→ **Description of the task**
Check every line of the entries that follow, and copy the ones containing "Portale".

╔══

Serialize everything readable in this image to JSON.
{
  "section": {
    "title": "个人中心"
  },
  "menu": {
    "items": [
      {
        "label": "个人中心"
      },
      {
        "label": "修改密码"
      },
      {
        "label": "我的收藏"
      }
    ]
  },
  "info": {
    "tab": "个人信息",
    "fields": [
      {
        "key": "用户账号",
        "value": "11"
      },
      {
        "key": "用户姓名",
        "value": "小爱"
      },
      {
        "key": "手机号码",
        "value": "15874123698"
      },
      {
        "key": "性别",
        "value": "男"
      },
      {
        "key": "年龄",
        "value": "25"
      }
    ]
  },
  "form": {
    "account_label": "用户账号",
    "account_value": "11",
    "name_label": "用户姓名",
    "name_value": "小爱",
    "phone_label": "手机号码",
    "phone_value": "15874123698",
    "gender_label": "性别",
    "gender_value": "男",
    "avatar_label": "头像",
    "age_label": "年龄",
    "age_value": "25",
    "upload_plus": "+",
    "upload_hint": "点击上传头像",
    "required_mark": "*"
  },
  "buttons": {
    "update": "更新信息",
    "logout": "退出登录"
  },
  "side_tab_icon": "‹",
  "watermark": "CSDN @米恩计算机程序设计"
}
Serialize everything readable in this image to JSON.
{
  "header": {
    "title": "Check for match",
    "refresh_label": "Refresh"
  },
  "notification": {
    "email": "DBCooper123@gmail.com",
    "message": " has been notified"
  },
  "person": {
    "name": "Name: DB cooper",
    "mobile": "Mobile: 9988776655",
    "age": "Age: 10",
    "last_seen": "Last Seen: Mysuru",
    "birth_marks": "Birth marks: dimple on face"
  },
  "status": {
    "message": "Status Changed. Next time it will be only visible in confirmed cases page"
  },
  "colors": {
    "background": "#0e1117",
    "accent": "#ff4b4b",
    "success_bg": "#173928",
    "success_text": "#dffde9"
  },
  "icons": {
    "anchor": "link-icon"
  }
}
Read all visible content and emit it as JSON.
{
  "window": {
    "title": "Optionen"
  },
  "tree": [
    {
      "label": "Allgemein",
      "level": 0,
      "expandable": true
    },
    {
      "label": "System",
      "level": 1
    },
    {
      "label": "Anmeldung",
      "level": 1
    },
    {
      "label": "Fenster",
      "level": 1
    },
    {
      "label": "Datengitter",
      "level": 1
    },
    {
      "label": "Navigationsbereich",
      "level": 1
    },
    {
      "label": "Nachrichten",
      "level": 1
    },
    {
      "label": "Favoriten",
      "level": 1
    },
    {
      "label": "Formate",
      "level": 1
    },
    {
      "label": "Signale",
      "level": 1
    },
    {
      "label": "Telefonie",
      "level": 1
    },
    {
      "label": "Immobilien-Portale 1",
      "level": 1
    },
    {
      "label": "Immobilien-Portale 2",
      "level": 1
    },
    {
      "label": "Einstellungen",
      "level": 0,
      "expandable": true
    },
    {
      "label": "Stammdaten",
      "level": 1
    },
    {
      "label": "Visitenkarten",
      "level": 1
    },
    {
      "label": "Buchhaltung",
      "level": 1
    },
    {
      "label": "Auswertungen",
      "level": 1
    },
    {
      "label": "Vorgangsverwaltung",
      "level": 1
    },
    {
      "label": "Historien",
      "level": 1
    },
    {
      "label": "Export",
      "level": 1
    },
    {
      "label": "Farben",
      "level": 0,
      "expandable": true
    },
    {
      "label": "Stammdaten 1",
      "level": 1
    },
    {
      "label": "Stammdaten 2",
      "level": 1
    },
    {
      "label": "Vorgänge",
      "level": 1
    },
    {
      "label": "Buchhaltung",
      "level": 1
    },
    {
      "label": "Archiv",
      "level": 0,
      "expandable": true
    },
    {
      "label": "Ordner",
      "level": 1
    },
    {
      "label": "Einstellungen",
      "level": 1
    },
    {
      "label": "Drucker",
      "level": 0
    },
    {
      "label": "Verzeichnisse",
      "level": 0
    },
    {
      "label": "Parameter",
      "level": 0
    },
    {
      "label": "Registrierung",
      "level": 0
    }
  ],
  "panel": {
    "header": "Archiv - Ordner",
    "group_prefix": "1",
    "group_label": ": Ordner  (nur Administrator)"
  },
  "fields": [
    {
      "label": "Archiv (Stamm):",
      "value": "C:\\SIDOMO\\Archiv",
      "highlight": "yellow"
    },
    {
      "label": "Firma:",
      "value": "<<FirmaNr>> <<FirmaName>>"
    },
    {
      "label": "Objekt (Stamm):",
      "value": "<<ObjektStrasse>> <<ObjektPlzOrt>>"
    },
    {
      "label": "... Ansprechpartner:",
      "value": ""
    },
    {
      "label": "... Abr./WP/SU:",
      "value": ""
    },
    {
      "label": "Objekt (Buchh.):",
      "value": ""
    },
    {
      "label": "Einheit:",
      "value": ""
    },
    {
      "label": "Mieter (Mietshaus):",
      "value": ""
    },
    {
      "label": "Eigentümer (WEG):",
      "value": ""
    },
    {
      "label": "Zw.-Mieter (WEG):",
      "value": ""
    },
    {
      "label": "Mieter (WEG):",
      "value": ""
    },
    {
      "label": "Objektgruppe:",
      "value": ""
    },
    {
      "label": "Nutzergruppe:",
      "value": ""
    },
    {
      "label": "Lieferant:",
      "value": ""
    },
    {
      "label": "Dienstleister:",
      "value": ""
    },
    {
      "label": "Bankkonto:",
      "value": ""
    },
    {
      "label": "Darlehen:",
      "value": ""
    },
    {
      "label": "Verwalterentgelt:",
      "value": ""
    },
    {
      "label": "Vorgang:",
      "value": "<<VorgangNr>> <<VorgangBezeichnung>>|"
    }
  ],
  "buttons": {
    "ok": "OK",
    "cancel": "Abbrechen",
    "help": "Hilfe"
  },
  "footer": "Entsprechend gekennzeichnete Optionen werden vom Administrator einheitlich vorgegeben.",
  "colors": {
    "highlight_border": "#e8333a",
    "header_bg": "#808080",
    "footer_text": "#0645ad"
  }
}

╚══

→ **Full output**
      "label": "Immobilien-Portale 1",
      "label": "Immobilien-Portale 2",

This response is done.